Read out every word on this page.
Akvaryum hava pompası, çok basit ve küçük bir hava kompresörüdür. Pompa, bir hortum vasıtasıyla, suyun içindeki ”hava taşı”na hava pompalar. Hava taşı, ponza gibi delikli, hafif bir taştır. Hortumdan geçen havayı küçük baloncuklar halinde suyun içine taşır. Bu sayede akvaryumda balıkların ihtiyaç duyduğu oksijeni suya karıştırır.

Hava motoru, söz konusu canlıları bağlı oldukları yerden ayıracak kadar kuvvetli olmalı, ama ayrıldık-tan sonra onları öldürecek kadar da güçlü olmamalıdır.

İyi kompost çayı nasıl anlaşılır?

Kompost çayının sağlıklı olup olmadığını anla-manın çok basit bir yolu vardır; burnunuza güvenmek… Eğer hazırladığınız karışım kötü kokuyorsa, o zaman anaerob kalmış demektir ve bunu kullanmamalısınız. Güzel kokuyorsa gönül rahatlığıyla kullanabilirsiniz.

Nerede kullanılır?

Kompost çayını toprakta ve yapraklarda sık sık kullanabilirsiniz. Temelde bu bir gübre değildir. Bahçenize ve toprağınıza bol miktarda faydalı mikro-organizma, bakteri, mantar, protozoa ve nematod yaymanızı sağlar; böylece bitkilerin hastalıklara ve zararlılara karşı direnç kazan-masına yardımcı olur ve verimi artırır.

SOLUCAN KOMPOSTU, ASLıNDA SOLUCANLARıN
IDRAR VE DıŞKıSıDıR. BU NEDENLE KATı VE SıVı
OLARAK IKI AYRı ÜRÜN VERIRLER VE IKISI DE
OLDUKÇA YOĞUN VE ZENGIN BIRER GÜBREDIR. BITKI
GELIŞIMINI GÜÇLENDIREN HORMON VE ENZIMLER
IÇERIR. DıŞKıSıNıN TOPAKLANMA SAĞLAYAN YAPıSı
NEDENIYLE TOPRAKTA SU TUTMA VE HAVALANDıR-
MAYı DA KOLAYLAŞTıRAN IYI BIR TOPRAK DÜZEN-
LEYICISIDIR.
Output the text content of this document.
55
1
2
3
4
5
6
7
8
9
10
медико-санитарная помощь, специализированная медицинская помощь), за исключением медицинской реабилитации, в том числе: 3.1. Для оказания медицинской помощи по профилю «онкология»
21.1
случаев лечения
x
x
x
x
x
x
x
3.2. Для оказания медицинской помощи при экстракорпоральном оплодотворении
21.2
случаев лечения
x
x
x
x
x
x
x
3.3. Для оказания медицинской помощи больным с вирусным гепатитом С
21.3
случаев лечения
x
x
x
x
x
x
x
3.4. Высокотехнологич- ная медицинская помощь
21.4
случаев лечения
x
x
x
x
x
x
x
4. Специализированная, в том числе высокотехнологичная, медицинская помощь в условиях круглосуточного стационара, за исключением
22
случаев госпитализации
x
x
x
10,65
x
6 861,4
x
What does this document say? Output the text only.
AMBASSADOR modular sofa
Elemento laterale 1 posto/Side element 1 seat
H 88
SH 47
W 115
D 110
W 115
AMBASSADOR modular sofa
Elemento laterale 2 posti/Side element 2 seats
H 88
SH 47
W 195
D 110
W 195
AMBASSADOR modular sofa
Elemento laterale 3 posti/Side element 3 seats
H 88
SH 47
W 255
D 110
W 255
==================================================
■ **What is being asked**: Reproduce the listing above word for word.

■ **Solution to this exercise**:
Read out every word on this page.
Akvaryum hava pompası, çok basit ve küçük bir hava kompresörüdür. Pompa, bir hortum vasıtasıyla, suyun içindeki ”hava taşı”na hava pompalar. Hava taşı, ponza gibi delikli, hafif bir taştır. Hortumdan geçen havayı küçük baloncuklar halinde suyun içine taşır. Bu sayede akvaryumda balıkların ihtiyaç duyduğu oksijeni suya karıştırır.

Hava motoru, söz konusu canlıları bağlı oldukları yerden ayıracak kadar kuvvetli olmalı, ama ayrıldık-tan sonra onları öldürecek kadar da güçlü olmamalıdır.

İyi kompost çayı nasıl anlaşılır?

Kompost çayının sağlıklı olup olmadığını anla-manın çok basit bir yolu vardır; burnunuza güvenmek… Eğer hazırladığınız karışım kötü kokuyorsa, o zaman anaerob kalmış demektir ve bunu kullanmamalısınız. Güzel kokuyorsa gönül rahatlığıyla kullanabilirsiniz.

Nerede kullanılır?

Kompost çayını toprakta ve yapraklarda sık sık kullanabilirsiniz. Temelde bu bir gübre değildir. Bahçenize ve toprağınıza bol miktarda faydalı mikro-organizma, bakteri, mantar, protozoa ve nematod yaymanızı sağlar; böylece bitkilerin hastalıklara ve zararlılara karşı direnç kazan-masına yardımcı olur ve verimi artırır.

SOLUCAN KOMPOSTU, ASLıNDA SOLUCANLARıN
IDRAR VE DıŞKıSıDıR. BU NEDENLE KATı VE SıVı
OLARAK IKI AYRı ÜRÜN VERIRLER VE IKISI DE
OLDUKÇA YOĞUN VE ZENGIN BIRER GÜBREDIR. BITKI
GELIŞIMINI GÜÇLENDIREN HORMON VE ENZIMLER
IÇERIR. DıŞKıSıNıN TOPAKLANMA SAĞLAYAN YAPıSı
NEDENIYLE TOPRAKTA SU TUTMA VE HAVALANDıR-
MAYı DA KOLAYLAŞTıRAN IYI BIR TOPRAK DÜZEN-
LEYICISIDIR.
Output the text content of this document.
55
1
2
3
4
5
6
7
8
9
10
медико-санитарная помощь, специализированная медицинская помощь), за исключением медицинской реабилитации, в том числе: 3.1. Для оказания медицинской помощи по профилю «онкология»
21.1
случаев лечения
x
x
x
x
x
x
x
3.2. Для оказания медицинской помощи при экстракорпоральном оплодотворении
21.2
случаев лечения
x
x
x
x
x
x
x
3.3. Для оказания медицинской помощи больным с вирусным гепатитом С
21.3
случаев лечения
x
x
x
x
x
x
x
3.4. Высокотехнологич- ная медицинская помощь
21.4
случаев лечения
x
x
x
x
x
x
x
4. Специализированная, в том числе высокотехнологичная, медицинская помощь в условиях круглосуточного стационара, за исключением
22
случаев госпитализации
x
x
x
10,65
x
6 861,4
x
What does this document say? Output the text only.
AMBASSADOR modular sofa
Elemento laterale 1 posto/Side element 1 seat
H 88
SH 47
W 115
D 110
W 115
AMBASSADOR modular sofa
Elemento laterale 2 posti/Side element 2 seats
H 88
SH 47
W 195
D 110
W 195
AMBASSADOR modular sofa
Elemento laterale 3 posti/Side element 3 seats
H 88
SH 47
W 255
D 110
W 255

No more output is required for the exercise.